**MATERIAL:**

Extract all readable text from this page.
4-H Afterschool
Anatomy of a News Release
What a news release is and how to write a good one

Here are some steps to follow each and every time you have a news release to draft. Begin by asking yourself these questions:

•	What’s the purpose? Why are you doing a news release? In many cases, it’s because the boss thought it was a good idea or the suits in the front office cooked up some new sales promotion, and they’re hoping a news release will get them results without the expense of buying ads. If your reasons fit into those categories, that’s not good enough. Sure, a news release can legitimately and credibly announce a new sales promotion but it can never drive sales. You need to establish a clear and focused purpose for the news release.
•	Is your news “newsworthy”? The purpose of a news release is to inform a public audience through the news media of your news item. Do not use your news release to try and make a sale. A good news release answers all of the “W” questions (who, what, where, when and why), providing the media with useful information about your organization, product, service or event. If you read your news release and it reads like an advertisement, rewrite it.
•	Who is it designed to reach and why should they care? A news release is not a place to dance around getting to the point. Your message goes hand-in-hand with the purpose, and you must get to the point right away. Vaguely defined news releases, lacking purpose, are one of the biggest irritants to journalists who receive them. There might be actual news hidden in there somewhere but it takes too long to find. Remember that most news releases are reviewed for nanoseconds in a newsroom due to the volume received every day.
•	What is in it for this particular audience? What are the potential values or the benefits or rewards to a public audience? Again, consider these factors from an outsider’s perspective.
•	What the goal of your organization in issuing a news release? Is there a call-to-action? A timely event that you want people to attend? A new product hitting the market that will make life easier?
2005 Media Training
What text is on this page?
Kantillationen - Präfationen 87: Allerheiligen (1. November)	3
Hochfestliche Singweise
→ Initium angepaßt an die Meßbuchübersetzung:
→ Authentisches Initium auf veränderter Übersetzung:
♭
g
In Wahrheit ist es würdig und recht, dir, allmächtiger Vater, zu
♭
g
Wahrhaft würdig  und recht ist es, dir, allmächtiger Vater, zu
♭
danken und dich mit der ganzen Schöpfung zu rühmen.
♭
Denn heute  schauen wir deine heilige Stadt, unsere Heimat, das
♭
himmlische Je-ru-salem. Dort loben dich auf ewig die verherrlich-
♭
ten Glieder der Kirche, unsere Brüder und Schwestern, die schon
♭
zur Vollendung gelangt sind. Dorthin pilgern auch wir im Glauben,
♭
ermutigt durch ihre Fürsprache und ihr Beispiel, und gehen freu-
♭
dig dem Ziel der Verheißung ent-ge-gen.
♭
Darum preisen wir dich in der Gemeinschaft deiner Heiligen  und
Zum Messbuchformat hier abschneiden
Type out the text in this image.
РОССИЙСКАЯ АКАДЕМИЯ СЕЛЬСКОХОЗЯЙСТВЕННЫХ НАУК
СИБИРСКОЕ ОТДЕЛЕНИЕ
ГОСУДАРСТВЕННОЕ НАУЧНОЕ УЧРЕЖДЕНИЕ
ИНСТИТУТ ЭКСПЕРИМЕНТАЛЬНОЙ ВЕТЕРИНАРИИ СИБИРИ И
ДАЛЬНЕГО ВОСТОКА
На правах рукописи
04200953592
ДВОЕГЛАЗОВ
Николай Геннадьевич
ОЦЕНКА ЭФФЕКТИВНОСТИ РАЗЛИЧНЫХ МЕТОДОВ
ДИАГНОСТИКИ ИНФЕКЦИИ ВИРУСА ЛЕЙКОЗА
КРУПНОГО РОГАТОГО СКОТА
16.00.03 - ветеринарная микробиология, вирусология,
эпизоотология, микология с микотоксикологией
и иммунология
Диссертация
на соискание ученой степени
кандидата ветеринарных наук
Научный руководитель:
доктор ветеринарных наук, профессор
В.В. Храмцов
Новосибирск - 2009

**EXERCISE TASK:** State how many lines include the string "Vater". Give no other information.

**RESPONSE TO THE TASK:** 2